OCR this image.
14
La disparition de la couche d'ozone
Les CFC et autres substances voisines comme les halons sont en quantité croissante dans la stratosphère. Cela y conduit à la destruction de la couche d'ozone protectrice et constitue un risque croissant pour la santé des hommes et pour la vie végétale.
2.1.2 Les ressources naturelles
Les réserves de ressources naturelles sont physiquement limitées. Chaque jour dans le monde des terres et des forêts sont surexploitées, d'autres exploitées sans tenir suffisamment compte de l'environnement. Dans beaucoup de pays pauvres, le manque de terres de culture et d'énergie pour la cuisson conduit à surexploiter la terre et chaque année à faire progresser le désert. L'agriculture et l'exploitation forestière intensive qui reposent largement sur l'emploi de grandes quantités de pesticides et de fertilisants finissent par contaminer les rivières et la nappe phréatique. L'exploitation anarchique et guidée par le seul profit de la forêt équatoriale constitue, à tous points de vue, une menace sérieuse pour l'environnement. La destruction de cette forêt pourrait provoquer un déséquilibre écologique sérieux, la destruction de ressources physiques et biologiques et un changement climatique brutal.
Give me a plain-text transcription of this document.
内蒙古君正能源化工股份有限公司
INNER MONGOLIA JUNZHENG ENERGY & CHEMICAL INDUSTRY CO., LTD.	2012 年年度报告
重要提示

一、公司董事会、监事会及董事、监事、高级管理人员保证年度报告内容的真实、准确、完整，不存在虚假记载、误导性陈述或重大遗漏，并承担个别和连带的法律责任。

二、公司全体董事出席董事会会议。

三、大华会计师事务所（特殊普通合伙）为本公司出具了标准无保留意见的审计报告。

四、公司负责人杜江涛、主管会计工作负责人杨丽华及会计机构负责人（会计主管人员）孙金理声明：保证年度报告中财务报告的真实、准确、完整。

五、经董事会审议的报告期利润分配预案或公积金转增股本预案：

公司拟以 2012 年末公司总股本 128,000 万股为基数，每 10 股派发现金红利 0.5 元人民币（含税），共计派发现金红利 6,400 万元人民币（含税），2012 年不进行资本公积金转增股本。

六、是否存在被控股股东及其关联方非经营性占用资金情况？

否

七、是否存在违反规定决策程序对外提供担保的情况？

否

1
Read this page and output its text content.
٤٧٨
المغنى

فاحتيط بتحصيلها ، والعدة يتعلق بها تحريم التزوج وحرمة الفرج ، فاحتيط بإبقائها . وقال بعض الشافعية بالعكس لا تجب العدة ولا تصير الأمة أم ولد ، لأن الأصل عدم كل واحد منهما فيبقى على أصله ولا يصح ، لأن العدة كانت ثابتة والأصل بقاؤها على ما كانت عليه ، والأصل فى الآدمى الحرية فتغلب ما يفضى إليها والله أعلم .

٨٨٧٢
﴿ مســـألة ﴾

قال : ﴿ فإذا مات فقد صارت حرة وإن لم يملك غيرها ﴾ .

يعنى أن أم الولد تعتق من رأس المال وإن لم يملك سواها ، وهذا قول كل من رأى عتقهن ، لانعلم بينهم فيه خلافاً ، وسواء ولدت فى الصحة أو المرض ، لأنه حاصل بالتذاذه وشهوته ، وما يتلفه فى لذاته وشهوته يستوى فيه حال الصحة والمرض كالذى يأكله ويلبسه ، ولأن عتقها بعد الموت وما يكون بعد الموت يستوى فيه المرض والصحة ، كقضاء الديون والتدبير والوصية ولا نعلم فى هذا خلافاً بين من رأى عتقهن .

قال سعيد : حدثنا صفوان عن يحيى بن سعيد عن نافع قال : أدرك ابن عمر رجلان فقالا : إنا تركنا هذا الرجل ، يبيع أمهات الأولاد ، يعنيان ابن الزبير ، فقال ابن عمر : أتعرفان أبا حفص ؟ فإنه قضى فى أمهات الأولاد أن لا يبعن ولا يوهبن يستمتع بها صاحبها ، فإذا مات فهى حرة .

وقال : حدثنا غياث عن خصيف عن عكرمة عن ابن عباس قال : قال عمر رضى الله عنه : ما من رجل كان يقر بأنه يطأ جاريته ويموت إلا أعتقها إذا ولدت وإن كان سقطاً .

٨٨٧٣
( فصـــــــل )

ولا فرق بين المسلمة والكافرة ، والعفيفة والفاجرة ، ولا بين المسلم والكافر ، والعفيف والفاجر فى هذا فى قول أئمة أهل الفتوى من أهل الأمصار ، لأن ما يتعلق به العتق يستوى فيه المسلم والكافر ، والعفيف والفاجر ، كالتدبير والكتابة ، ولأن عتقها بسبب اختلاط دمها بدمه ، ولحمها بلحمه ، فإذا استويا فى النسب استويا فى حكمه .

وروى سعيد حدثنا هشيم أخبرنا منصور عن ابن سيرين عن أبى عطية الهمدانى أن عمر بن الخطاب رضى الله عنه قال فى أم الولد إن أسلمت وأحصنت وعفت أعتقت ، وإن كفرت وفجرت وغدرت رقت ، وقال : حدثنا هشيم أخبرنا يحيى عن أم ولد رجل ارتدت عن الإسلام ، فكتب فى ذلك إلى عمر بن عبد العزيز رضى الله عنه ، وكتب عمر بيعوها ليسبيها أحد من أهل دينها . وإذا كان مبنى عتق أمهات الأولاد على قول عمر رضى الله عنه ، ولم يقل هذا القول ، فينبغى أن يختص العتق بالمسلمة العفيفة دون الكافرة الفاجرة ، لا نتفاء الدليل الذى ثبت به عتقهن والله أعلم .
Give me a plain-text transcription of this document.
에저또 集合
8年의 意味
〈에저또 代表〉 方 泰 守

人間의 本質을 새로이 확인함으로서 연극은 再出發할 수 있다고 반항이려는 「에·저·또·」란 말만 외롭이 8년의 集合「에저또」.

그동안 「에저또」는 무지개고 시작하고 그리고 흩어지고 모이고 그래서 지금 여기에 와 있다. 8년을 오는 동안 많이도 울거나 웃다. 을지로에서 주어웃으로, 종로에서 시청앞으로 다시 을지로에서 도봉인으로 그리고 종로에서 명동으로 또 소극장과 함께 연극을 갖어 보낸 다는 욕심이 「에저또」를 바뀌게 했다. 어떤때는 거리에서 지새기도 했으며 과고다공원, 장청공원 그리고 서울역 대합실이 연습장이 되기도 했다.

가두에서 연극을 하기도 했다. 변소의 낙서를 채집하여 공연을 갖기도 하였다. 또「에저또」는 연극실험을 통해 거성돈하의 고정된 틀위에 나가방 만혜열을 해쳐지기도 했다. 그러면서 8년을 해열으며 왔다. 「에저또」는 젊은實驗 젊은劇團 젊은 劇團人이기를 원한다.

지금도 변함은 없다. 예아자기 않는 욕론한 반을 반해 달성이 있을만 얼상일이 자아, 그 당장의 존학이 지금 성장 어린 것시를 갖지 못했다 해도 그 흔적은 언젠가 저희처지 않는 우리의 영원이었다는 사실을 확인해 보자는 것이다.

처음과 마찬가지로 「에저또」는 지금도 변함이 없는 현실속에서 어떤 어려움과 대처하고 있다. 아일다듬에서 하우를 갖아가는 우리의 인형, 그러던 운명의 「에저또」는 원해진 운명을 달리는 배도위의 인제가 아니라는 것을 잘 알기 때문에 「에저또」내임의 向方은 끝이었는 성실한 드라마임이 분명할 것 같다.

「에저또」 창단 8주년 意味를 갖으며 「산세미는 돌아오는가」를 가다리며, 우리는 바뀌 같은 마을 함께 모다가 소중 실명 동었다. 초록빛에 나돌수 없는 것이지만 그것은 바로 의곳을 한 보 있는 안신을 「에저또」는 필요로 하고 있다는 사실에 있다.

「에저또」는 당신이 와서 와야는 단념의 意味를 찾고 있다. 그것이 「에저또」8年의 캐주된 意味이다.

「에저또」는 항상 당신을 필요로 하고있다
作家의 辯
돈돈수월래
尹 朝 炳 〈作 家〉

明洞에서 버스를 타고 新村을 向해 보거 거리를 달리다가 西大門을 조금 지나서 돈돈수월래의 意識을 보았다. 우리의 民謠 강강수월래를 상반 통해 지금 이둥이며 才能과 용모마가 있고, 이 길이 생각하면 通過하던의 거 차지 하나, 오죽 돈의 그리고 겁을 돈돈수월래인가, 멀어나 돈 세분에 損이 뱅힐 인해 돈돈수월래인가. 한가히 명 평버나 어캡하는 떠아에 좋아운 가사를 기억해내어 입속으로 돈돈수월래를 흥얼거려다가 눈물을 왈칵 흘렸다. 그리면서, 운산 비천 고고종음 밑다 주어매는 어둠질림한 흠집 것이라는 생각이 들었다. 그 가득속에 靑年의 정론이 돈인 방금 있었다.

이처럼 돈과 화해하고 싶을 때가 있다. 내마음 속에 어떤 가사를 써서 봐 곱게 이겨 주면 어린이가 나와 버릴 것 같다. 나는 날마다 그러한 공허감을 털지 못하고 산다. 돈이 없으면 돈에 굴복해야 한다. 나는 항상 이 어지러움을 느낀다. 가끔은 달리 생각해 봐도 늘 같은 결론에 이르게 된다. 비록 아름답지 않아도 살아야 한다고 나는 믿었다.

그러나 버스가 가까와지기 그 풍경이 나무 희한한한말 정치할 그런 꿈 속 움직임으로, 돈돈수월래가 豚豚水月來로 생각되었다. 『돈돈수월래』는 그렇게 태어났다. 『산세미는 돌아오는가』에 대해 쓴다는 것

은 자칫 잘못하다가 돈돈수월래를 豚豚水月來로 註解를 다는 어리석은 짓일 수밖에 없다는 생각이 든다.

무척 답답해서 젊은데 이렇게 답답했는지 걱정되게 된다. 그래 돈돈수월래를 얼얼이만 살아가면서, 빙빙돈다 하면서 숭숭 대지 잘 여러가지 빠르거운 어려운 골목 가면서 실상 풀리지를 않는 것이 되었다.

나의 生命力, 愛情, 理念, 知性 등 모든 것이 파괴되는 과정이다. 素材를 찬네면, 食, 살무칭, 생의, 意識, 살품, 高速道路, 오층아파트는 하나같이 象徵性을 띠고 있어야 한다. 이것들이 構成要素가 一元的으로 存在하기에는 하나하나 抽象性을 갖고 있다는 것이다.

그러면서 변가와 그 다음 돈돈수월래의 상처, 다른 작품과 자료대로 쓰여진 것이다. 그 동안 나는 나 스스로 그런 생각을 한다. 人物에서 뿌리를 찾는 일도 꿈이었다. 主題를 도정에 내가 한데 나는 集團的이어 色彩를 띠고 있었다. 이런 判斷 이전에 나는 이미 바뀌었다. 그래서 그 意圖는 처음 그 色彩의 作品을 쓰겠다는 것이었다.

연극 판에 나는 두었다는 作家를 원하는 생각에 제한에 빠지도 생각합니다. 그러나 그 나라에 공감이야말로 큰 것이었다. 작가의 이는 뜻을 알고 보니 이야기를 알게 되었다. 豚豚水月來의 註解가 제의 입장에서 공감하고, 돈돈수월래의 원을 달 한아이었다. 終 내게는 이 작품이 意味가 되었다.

→ Work to do
Only a number is wanted here: how many lines in the data above include the string "그러면서"?

→ Answer for this exercise
2